### Short exercise
From the records below, pull each line that has "content".

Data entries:
::::::::
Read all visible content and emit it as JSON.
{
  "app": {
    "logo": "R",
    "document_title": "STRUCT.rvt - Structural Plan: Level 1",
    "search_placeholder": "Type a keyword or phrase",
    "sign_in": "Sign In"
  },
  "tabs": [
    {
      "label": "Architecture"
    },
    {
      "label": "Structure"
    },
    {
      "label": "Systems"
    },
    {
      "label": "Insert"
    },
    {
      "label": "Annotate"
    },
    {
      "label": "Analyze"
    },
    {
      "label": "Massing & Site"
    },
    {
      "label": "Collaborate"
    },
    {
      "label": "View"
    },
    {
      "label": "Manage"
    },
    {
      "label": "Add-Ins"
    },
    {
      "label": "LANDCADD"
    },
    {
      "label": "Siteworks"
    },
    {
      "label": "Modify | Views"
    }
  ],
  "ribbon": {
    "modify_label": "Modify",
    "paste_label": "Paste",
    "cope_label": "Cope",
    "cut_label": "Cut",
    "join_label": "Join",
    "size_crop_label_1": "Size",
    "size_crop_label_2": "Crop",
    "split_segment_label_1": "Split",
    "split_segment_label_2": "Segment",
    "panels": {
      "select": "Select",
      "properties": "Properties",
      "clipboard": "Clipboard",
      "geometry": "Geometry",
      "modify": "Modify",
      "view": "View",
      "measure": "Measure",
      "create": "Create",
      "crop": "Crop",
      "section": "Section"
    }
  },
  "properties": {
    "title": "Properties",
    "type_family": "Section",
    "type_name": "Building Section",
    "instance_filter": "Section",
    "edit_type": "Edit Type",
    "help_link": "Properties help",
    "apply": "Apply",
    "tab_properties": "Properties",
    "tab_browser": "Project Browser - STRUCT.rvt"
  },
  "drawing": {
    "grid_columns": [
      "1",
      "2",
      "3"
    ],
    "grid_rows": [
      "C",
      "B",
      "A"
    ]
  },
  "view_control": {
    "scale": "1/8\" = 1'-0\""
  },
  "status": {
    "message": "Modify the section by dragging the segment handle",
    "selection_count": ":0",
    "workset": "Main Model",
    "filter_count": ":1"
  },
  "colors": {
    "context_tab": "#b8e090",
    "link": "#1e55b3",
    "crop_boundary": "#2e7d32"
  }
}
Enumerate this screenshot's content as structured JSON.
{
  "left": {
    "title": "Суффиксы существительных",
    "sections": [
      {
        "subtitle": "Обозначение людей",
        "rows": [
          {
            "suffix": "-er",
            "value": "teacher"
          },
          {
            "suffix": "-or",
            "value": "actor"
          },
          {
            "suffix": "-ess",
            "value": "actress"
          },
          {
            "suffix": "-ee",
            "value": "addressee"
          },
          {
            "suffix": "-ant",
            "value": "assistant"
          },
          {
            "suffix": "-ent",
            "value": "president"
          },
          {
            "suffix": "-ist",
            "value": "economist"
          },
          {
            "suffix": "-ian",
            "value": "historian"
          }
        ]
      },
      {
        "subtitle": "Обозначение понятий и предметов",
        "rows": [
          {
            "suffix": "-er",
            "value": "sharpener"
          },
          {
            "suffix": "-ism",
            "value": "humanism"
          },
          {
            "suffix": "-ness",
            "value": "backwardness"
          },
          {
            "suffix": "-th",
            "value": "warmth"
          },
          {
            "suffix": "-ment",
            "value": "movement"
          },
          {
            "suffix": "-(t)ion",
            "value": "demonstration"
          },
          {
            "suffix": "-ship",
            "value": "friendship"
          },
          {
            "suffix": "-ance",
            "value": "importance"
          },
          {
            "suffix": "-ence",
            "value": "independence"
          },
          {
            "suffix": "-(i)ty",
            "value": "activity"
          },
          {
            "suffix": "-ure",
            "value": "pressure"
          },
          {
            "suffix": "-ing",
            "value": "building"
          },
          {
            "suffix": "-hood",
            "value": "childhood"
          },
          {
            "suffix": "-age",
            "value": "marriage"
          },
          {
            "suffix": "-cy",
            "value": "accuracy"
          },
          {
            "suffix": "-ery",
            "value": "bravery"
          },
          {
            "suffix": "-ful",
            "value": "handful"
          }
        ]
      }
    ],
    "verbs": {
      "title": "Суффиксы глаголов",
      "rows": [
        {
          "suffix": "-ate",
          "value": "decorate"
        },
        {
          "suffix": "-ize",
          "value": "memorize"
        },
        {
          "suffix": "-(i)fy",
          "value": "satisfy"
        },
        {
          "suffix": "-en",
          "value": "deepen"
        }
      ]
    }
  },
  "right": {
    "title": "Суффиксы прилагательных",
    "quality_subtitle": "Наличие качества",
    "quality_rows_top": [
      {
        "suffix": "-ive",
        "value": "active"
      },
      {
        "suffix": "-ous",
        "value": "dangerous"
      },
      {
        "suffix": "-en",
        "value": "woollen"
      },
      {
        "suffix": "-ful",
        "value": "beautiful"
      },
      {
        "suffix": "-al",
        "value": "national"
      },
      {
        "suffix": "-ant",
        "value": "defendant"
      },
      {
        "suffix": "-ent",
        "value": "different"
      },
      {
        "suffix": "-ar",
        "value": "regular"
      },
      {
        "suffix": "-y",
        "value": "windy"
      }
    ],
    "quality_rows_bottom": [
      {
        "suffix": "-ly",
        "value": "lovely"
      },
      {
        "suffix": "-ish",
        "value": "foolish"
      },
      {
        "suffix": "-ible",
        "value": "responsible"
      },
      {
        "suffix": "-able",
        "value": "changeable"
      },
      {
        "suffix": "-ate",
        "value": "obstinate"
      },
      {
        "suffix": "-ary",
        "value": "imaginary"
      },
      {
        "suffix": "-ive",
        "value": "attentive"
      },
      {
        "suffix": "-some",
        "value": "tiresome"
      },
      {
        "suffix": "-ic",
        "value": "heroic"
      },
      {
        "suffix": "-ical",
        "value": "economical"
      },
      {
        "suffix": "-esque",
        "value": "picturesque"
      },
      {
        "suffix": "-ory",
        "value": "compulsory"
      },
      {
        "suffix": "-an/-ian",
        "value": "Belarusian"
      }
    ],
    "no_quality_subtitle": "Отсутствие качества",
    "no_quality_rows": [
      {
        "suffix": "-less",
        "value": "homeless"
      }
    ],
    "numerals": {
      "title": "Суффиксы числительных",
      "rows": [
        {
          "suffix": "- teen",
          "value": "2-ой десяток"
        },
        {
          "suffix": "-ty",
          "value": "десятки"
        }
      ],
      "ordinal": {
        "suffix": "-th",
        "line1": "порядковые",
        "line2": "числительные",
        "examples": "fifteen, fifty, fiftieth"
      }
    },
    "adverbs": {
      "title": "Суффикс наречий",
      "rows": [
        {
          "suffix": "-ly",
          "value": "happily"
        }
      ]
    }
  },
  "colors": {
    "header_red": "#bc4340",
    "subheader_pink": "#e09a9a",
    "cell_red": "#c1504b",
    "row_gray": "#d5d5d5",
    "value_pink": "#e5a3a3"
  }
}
::::::::
### Problem solution
Read all visible content and emit it as JSON.
Enumerate this screenshot's content as structured JSON.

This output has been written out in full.